Excerpt to read
Tuesday, September 19, 2017

Identity & history - drama, art, poetry, and ducks.

Richard III as re-envisaged by Beyond the Horizon has the kind of anarchic energy and raw violence I imagine productions would have achieved in Shakespeare's own era. The set looks like a kind of dystopian Occupy and familiar roles are chaotically unfamiliar, but the story is faithful to the savagery of the times: this rogue king is not uniquely monstrous but a creature of his age.  Adam Lloyd-James, producer and co-director, is charismatic in this role: duplicitous, ruthless, credibly the fittest to survive when 'war has descended into brawls and government into shambles.'
This young company based in the southwest has just completed a year of touring this dynamic production, the final two nights at Bath's nice little Rondo Theatre. I'm delighted I caught the penultimate night, and will look out for their tour of Oedipus and Antigone next year.

Tom Stoppard's play The Real Thing was first performed in 1982, over twenty years since his 'modern masterpiece' Rosencrantz and Guildenstern Are Dead, which may be why the playwright-hero of this piece reflects with irony that 'it's the fate of all us artists - people saying they prefer the early stuff.' Actually this one at Theatre Royal Bath is very entertaining. Henry's play about love and marriage opens the 'real' play, which promptly replicates the storyline of suspected infidelity. His daughter's summary of the play-within-a-play works for his 'real' life too: “It’s not about anything except did she have it off or didn’t she?” The 'real' play seethes with sensual possibilities but its fascination is cerebral: wit and wordplay constants as Henry (Laurence Fox) struggles with emotional uncertainties and the audience can never be sure if we are seeing the real play or the play within the play. Flora Spencer-Longhurst as Annie, whose moral system challenges Henry's belief in 'insularity of passion', is fabulously watchable and entirely convincing as woman even a passing stranger might follow anywhere, even to prison.  Stephen Unwin's direction and Jonathan Fensom's set design effectively supported the sense of era and the overlapping realities. And how much of this is autobiographical? Tom Stoppard has only admitted to identifying with Henry's preference for Procul Harum to Bach and pop to opera. On till 30 September - recommended. Image: Edmond Terakopian

So, a good week for theatre, and a fine week for other creative-artsy events too. Hinterland, the new exhibition from Gladys Paulus at Black Swan Arts, has already stimulated enormous emotional response. Gladys is a felt-maker, previously best known for her theatrical animal masks, but after her father's death two years ago she started to explore the hidden story of her heritage and uncovered a painful history dating from Japanese occupation of Indonesia. The story is available alongside the work: it is too traumatic to précis here but do visit before 14 October if you can. Gladys work is disturbing but no way depressing, a painstaking reparation for the shattered past, which she calls 'mourning and healing.' It's an invitation to consider your own identity, as a human in history, interactive with the past and proactive with the future.
Words at the Black Swan, the writing group dedicated to responding to Long Gallery exhibitions, met on Monday for a workshop led by Dawn Gorman, founder of Words & Ears in Bradford-on-Avon. Dawn's imaginative guidance inspired all ten participants to create some powerful writing, using the installation as both window and mirror.

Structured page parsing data

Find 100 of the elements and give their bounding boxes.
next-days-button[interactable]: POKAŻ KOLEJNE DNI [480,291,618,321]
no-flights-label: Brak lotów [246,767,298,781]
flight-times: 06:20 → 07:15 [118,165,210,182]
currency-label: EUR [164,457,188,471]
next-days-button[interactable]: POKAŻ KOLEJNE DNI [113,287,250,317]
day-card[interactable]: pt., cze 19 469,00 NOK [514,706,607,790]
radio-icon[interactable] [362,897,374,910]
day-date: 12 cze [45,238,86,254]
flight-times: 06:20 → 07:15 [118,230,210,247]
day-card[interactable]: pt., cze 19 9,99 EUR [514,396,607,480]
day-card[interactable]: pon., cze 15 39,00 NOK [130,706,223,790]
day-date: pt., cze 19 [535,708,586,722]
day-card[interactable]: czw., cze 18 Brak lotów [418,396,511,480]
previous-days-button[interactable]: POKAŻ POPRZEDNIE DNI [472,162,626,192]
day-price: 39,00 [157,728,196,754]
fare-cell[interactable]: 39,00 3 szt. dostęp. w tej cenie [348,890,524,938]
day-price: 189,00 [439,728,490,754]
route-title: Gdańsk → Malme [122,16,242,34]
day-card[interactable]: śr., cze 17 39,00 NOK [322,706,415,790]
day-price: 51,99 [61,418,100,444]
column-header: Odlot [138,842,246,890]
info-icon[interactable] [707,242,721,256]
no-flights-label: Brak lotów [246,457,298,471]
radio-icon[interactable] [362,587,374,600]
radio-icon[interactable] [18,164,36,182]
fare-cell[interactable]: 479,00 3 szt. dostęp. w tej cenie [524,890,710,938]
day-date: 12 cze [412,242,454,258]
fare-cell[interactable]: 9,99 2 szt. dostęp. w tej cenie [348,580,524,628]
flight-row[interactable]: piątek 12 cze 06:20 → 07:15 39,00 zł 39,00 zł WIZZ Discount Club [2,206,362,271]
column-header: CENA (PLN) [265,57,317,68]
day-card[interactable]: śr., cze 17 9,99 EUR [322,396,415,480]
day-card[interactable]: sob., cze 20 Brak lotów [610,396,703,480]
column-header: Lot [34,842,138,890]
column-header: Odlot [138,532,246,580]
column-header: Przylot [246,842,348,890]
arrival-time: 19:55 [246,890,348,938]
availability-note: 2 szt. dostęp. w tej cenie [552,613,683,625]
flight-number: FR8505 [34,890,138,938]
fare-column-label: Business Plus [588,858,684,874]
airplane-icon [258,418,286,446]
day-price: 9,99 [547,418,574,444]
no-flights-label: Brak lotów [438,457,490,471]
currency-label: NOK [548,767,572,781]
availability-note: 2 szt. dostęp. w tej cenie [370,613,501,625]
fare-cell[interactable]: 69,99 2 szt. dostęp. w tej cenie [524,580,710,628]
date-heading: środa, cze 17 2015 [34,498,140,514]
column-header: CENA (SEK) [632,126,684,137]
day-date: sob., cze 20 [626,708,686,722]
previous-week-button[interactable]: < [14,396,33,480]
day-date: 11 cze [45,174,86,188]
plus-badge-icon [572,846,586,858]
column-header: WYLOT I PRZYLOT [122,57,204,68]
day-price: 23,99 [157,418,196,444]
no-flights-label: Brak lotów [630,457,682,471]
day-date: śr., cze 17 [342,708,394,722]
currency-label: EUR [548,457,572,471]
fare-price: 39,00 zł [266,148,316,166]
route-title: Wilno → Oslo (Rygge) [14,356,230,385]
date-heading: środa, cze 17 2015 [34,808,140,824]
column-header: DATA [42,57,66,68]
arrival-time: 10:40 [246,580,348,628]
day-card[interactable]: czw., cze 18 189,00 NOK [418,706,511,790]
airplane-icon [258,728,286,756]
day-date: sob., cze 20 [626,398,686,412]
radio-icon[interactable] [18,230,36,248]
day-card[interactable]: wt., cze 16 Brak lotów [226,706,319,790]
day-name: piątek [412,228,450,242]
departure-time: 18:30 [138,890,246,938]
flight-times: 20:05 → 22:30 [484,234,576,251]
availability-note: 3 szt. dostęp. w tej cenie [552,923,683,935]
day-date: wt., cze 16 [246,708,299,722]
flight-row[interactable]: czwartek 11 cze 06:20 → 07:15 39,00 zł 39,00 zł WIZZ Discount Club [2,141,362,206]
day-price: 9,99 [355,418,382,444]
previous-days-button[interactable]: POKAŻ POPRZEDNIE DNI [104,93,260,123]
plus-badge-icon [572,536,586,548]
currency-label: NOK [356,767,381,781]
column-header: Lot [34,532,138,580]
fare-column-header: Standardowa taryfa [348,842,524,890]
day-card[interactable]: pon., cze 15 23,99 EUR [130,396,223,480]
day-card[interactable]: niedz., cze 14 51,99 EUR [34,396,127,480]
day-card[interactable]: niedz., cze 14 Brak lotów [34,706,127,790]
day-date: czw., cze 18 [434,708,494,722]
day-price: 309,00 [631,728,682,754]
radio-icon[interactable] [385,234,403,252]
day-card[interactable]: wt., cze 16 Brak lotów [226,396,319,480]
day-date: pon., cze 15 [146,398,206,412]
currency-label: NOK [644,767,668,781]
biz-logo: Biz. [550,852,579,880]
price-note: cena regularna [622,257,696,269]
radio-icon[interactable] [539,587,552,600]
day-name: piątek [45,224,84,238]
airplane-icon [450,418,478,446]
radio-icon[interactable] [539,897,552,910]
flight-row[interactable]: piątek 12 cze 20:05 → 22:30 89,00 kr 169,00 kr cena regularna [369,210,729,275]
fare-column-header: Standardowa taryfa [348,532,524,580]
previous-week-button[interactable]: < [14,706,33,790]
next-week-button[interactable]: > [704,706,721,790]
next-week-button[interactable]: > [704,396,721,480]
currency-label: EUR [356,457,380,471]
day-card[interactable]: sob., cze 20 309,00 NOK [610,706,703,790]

Tasks and exercises
A) Answer these questions using the blog post:
(i) At which theater did Beyond the Horizon give the final two nights of its Richard III tour?
(ii) Who plays Annie in The Real Thing?
(iii) Before what date does the post urge readers to visit Hinterland?
B) Turn the paragraph of the blog post that begins "So, a good week for theatre" into a short bulleted list that keeps its main facts.
C) Retype the blog post without changes, covering everything from "Words at the" down to "window and mirror.".

Answers for each item
A)
(i) Bath's Rondo Theatre.
(ii) Flora Spencer-Longhurst.
(iii) 14 October.

B)
- Hinterland is a new exhibition by Gladys Paulus at Black Swan Arts, and it has already drawn a strong emotional response.
- Paulus is a felt-maker who was previously best known for her theatrical animal masks.
- After her father died two years ago, she explored her family's hidden history and uncovered a painful past dating from the Japanese occupation of Indonesia.
- That story is shown alongside the work. The exhibition runs until 14 October.
- The work is disturbing but not depressing. Paulus calls it "mourning and healing."
- It invites visitors to consider their own identity as humans in history.

C)
Words at the Black Swan, the writing group dedicated to responding to Long Gallery exhibitions, met on Monday for a workshop led by Dawn Gorman, founder of Words & Ears in Bradford-on-Avon. Dawn's imaginative guidance inspired all ten participants to create some powerful writing, using the installation as both window and mirror.